#### WORK TO BE COMPLETED:
Extract the lines that hold the string "this".

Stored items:
^^^^
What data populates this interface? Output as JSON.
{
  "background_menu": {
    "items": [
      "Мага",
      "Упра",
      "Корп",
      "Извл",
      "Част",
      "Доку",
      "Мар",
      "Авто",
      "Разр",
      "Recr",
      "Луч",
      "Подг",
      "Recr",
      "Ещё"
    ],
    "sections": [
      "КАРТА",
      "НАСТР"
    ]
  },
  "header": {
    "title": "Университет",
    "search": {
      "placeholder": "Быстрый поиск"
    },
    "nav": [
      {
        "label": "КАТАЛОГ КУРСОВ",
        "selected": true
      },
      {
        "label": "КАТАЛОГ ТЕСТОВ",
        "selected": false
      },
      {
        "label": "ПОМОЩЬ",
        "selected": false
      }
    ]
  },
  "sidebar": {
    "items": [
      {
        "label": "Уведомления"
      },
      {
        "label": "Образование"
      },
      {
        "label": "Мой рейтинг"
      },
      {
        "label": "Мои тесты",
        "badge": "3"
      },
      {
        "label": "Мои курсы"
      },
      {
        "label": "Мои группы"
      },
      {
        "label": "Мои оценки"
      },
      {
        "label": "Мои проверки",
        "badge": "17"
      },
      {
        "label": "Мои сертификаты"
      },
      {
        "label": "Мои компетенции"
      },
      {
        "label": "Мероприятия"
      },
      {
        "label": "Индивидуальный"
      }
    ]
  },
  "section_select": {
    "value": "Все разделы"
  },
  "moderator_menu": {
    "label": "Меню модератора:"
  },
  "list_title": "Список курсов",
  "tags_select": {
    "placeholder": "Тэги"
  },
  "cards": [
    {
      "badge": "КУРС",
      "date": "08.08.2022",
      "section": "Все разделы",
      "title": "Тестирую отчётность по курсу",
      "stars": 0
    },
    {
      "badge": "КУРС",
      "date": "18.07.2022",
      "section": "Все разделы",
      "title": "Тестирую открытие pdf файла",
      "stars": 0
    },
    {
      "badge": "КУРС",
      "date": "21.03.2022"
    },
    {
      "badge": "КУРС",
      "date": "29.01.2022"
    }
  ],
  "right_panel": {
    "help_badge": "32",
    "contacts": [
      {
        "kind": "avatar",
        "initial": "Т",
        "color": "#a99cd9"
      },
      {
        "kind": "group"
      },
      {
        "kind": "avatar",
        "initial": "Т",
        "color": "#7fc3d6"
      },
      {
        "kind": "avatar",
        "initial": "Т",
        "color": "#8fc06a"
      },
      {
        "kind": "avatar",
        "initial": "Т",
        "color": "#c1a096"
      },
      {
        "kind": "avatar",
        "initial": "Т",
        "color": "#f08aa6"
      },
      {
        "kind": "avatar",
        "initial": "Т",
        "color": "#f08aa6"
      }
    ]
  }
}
^^^^
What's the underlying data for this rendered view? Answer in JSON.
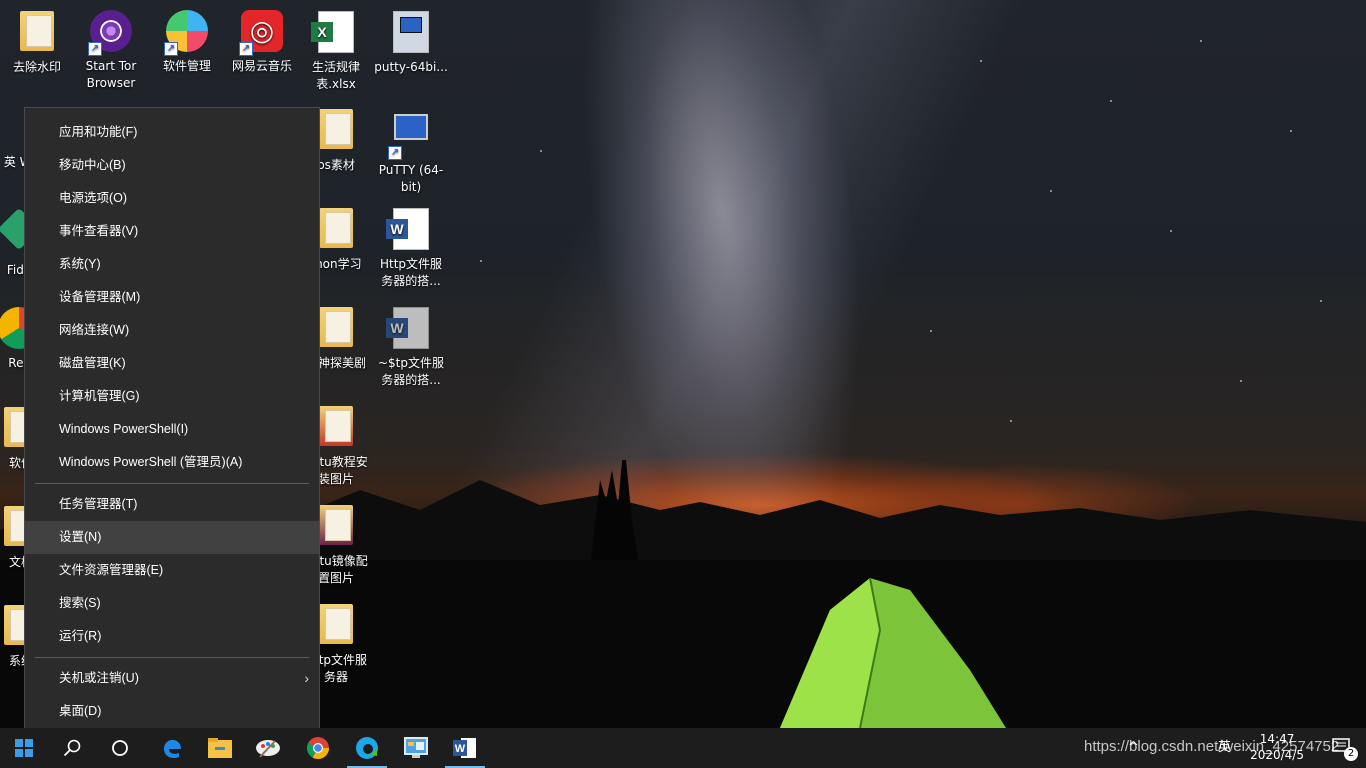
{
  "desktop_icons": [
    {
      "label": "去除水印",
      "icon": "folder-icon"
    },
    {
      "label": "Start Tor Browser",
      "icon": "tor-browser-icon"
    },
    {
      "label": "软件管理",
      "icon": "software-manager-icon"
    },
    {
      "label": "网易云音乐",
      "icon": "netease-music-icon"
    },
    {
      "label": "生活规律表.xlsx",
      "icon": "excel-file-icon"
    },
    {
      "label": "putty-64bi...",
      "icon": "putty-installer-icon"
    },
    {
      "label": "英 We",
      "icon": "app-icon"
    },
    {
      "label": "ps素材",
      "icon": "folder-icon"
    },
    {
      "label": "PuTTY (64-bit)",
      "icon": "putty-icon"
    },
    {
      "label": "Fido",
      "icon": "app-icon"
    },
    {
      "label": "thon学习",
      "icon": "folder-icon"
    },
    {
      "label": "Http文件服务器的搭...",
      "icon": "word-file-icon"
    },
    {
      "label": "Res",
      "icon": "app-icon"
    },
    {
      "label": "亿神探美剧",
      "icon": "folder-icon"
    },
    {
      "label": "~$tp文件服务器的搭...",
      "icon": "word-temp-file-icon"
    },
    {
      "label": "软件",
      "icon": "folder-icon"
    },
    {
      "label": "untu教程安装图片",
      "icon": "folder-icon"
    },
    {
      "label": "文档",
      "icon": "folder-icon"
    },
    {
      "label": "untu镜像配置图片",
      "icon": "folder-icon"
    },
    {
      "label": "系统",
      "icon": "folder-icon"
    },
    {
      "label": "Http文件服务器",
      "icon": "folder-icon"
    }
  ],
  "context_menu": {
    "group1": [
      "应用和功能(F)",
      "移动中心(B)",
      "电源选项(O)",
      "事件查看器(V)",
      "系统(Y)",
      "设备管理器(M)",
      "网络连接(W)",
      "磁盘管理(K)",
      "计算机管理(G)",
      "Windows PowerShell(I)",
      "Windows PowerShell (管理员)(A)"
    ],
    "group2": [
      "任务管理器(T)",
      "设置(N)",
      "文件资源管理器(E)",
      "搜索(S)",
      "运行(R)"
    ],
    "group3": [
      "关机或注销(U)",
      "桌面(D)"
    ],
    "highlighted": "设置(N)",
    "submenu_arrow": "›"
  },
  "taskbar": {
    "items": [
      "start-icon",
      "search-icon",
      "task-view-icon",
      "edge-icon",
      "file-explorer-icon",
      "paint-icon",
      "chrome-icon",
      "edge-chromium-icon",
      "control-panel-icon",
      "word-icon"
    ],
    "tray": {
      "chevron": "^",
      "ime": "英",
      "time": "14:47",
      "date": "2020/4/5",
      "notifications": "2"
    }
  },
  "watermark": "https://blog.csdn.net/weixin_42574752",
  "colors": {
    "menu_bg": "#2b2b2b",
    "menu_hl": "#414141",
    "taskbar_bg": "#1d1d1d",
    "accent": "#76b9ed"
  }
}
^^^^
#### EXPECTED OUTPUT:
What data populates this interface? Output as JSON.
What's the underlying data for this rendered view? Answer in JSON.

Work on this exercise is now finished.